*EXERCISE DIRECTIONS*
Locate every line in the records below that holds the word "Output" and return each one.

*DATASET EXCERPTS*
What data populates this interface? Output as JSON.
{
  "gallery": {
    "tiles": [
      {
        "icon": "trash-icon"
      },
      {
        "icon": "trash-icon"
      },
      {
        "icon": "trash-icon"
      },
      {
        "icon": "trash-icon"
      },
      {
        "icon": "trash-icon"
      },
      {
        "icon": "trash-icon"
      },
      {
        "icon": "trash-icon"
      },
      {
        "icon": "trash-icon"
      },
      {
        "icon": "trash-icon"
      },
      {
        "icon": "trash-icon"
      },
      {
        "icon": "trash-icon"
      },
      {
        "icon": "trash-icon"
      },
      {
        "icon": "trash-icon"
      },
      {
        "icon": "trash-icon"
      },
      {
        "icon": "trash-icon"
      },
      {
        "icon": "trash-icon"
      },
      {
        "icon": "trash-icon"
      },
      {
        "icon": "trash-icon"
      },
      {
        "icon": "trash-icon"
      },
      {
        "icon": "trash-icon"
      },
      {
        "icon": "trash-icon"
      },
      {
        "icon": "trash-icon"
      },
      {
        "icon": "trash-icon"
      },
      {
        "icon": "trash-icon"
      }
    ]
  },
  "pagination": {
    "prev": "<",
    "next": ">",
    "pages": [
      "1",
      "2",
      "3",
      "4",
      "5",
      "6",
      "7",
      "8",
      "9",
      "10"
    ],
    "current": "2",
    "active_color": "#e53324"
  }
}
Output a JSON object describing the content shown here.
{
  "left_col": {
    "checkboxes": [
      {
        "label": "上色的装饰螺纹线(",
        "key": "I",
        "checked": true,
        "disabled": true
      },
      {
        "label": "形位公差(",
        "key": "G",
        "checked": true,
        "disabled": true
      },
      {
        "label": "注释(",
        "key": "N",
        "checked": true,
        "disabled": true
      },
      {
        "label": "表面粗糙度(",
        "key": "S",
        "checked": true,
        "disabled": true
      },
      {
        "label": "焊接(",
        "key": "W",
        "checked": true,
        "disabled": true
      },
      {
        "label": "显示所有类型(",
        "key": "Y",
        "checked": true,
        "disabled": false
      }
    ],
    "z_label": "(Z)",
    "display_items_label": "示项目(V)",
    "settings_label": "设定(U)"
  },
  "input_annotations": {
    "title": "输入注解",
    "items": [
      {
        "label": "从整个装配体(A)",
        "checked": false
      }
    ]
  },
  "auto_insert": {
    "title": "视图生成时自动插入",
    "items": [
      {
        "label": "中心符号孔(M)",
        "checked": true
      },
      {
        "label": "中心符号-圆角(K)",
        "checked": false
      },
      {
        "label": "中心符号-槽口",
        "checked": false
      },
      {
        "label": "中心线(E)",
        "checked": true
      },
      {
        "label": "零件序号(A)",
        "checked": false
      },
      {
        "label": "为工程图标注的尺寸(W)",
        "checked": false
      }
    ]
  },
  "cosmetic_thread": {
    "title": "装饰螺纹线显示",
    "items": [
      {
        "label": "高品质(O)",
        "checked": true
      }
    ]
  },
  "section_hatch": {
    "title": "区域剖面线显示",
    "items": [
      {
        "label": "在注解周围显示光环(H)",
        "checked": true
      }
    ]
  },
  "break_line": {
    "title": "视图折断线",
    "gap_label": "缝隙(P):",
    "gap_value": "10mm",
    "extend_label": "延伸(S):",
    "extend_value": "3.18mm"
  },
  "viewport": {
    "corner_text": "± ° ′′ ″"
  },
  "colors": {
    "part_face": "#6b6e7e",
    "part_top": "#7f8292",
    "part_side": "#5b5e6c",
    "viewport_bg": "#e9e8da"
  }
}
--
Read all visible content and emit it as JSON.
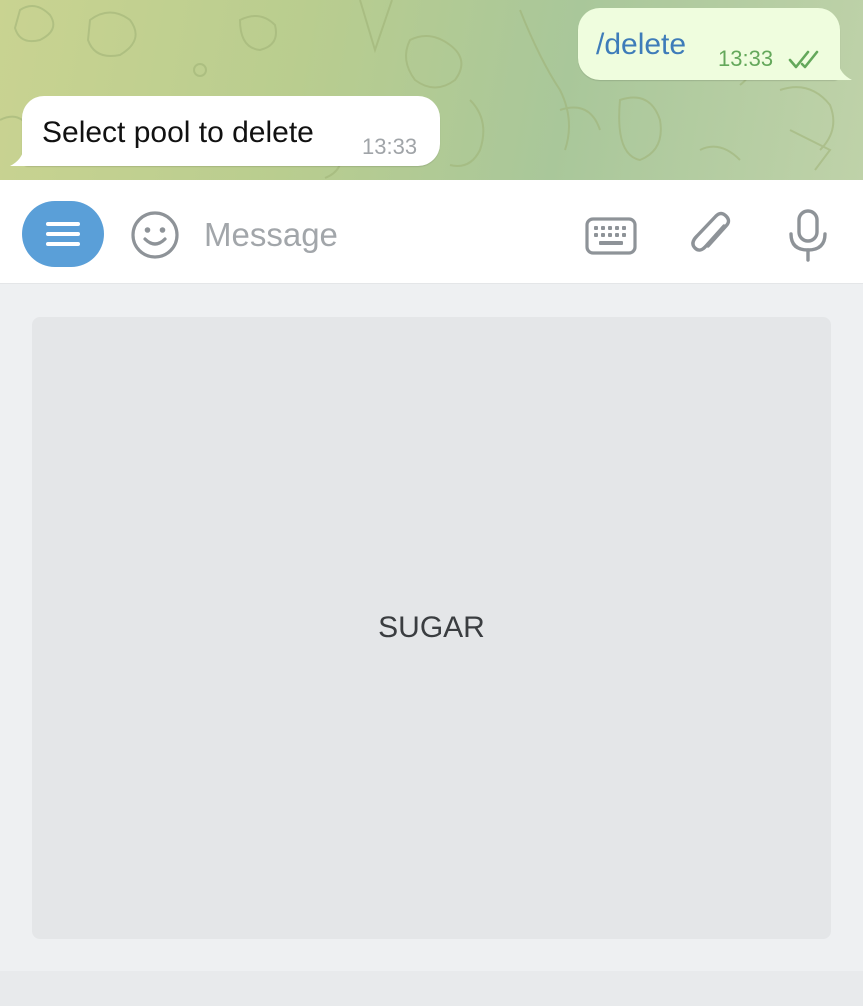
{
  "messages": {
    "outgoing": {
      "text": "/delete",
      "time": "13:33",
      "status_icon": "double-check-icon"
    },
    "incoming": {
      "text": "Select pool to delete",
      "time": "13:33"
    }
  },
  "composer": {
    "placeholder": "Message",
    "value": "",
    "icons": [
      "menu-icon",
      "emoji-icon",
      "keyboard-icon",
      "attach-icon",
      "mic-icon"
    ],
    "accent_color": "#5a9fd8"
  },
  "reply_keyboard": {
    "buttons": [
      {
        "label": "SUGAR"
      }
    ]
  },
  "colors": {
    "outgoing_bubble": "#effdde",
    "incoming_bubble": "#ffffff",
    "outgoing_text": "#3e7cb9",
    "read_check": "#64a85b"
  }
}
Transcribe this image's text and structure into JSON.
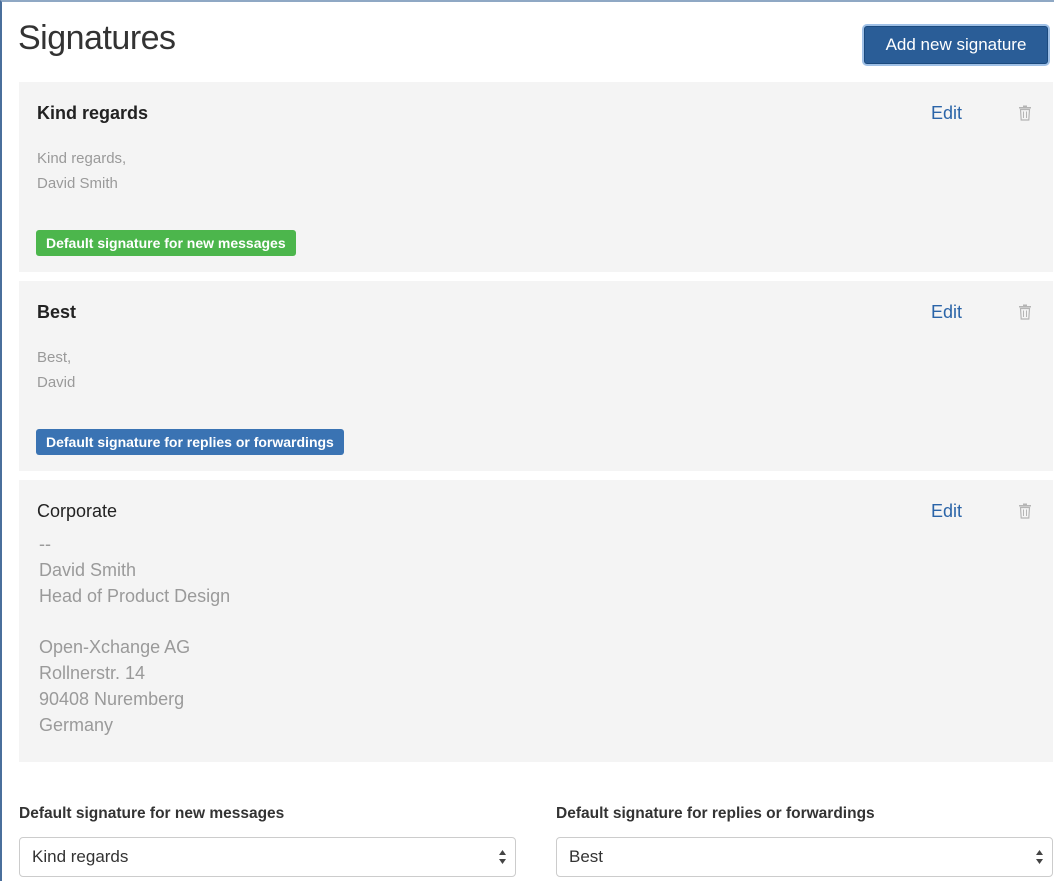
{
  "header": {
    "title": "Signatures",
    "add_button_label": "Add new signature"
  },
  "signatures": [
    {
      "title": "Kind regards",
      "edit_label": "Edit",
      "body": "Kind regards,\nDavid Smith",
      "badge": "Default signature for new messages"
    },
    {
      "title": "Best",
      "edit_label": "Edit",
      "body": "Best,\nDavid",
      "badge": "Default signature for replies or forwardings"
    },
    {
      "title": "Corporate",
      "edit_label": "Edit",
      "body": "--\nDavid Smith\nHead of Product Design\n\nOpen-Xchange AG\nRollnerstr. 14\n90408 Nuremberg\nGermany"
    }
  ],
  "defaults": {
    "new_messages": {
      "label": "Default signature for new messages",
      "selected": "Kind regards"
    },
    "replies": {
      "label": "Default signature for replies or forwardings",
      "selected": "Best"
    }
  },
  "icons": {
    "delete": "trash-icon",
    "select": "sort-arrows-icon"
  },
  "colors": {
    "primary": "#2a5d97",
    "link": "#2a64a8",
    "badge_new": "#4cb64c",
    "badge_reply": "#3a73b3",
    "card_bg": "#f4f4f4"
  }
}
---
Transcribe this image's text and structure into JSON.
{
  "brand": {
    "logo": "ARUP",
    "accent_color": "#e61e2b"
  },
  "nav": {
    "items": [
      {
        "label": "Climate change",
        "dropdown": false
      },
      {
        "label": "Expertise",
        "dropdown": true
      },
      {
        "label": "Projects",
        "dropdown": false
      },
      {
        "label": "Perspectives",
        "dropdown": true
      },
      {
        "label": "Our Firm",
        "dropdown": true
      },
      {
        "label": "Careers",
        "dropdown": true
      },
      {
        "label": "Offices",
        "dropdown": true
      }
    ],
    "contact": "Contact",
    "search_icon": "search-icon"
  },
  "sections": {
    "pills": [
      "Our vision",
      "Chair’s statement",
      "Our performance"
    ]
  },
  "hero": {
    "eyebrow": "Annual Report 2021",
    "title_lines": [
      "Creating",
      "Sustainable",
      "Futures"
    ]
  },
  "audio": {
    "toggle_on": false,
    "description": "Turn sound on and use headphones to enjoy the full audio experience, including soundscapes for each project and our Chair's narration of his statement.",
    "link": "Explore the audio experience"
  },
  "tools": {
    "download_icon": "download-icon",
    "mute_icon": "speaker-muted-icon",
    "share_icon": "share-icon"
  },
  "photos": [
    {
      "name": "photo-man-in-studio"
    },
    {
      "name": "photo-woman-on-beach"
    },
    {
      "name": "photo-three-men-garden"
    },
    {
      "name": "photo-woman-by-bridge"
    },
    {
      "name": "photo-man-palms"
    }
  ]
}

*COMPLETE RESPONSE*
What data populates this interface? Output as JSON.
Output a JSON object describing the content shown here.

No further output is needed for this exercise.